PROVIDED INFORMATION:
**********

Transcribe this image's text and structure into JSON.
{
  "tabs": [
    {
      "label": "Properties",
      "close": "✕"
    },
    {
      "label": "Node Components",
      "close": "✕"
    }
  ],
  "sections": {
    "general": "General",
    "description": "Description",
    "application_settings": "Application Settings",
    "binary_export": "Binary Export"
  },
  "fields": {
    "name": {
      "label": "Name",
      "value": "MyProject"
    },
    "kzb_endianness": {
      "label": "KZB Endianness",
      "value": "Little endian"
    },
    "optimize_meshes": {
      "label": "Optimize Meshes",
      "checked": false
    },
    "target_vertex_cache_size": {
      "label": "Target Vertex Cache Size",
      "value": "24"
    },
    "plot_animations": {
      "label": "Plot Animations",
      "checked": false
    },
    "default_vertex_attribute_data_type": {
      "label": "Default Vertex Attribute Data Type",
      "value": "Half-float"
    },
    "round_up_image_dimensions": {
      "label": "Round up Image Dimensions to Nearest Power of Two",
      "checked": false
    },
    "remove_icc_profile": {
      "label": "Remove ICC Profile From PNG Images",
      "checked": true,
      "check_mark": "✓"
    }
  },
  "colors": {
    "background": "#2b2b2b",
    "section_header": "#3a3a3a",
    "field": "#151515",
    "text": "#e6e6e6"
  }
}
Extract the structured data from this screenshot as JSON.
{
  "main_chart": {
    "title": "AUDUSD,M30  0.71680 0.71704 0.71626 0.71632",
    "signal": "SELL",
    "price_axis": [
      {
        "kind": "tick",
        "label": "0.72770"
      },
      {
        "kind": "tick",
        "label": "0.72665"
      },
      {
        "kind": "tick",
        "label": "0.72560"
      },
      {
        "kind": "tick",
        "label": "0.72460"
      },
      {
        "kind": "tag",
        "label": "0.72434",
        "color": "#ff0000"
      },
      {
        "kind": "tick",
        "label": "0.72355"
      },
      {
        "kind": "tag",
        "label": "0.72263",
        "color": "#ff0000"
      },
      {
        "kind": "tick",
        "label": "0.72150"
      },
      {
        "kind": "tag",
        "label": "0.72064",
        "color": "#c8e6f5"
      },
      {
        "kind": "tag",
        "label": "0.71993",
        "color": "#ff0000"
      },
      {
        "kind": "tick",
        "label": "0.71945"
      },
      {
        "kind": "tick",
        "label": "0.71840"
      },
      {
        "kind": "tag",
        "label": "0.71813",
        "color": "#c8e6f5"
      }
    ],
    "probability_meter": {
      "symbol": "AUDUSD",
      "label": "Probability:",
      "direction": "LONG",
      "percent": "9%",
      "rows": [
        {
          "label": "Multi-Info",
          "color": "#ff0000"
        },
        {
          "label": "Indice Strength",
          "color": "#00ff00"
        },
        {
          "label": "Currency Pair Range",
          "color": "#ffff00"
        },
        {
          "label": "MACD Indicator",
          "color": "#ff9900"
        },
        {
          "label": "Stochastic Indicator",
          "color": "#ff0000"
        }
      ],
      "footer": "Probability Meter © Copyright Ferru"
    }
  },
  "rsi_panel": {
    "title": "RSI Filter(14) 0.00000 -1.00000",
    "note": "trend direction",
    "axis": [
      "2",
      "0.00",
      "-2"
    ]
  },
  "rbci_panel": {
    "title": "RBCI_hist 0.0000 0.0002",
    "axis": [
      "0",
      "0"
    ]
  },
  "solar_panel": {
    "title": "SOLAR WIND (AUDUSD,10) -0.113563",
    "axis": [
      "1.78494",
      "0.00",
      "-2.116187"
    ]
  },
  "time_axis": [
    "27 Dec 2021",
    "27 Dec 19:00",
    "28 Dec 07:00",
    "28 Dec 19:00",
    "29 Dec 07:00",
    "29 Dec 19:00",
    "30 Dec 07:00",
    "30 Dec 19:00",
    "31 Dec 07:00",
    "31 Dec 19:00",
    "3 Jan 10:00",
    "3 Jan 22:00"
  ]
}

**********

EXERCISE: Tell how many lines in the records above contain "Indicator", giving the number and no other words.

EXERCISE RESPONSE: 2